REQUIREMENT: Leaving the pictures aside, transcribe the data below exactly.

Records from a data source
[Start of section]

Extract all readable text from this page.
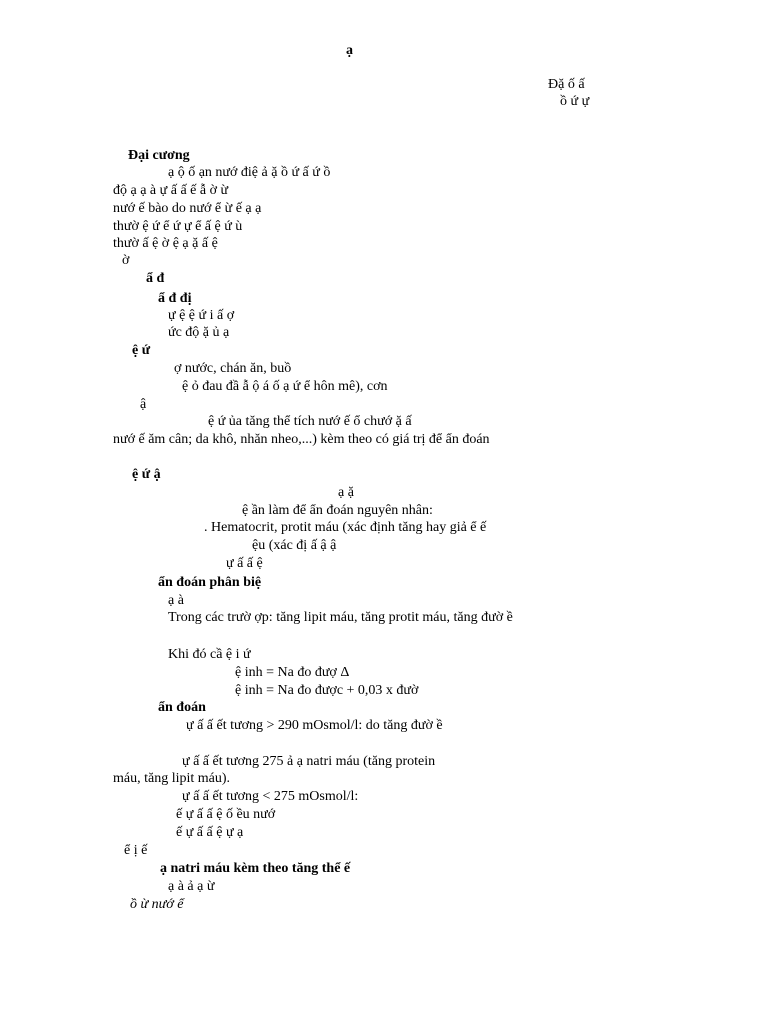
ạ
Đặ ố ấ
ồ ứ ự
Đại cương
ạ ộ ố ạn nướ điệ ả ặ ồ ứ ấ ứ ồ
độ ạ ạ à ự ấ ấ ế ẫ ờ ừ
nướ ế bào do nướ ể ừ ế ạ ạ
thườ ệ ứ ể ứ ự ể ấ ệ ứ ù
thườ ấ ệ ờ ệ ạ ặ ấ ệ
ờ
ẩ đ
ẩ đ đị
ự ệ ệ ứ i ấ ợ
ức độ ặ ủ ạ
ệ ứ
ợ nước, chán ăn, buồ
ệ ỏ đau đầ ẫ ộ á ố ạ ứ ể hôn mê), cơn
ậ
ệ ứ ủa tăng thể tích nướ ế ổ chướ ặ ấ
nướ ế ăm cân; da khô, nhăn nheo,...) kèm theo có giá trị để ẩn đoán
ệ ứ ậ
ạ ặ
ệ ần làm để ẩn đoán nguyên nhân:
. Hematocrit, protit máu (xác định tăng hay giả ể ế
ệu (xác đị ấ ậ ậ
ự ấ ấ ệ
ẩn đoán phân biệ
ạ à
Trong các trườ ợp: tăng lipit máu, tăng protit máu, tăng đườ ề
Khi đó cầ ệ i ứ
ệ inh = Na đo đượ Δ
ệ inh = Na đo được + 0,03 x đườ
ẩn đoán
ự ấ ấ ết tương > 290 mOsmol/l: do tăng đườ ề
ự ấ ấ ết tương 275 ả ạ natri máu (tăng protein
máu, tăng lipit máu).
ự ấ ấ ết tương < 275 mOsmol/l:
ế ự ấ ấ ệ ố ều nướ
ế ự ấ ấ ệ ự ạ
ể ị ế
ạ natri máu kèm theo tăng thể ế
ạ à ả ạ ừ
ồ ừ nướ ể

[End of section]

COMPLETED EXERCISE:
Extract all readable text from this page.
ạ
Đặ ố ấ
ồ ứ ự
Đại cương
ạ ộ ố ạn nướ điệ ả ặ ồ ứ ấ ứ ồ
độ ạ ạ à ự ấ ấ ế ẫ ờ ừ
nướ ế bào do nướ ể ừ ế ạ ạ
thườ ệ ứ ể ứ ự ể ấ ệ ứ ù
thườ ấ ệ ờ ệ ạ ặ ấ ệ
ờ
ẩ đ
ẩ đ đị
ự ệ ệ ứ i ấ ợ
ức độ ặ ủ ạ
ệ ứ
ợ nước, chán ăn, buồ
ệ ỏ đau đầ ẫ ộ á ố ạ ứ ể hôn mê), cơn
ậ
ệ ứ ủa tăng thể tích nướ ế ổ chướ ặ ấ
nướ ế ăm cân; da khô, nhăn nheo,...) kèm theo có giá trị để ẩn đoán
ệ ứ ậ
ạ ặ
ệ ần làm để ẩn đoán nguyên nhân:
. Hematocrit, protit máu (xác định tăng hay giả ể ế
ệu (xác đị ấ ậ ậ
ự ấ ấ ệ
ẩn đoán phân biệ
ạ à
Trong các trườ ợp: tăng lipit máu, tăng protit máu, tăng đườ ề
Khi đó cầ ệ i ứ
ệ inh = Na đo đượ Δ
ệ inh = Na đo được + 0,03 x đườ
ẩn đoán
ự ấ ấ ết tương > 290 mOsmol/l: do tăng đườ ề
ự ấ ấ ết tương 275 ả ạ natri máu (tăng protein
máu, tăng lipit máu).
ự ấ ấ ết tương < 275 mOsmol/l:
ế ự ấ ấ ệ ố ều nướ
ế ự ấ ấ ệ ự ạ
ể ị ế
ạ natri máu kèm theo tăng thể ế
ạ à ả ạ ừ
ồ ừ nướ ể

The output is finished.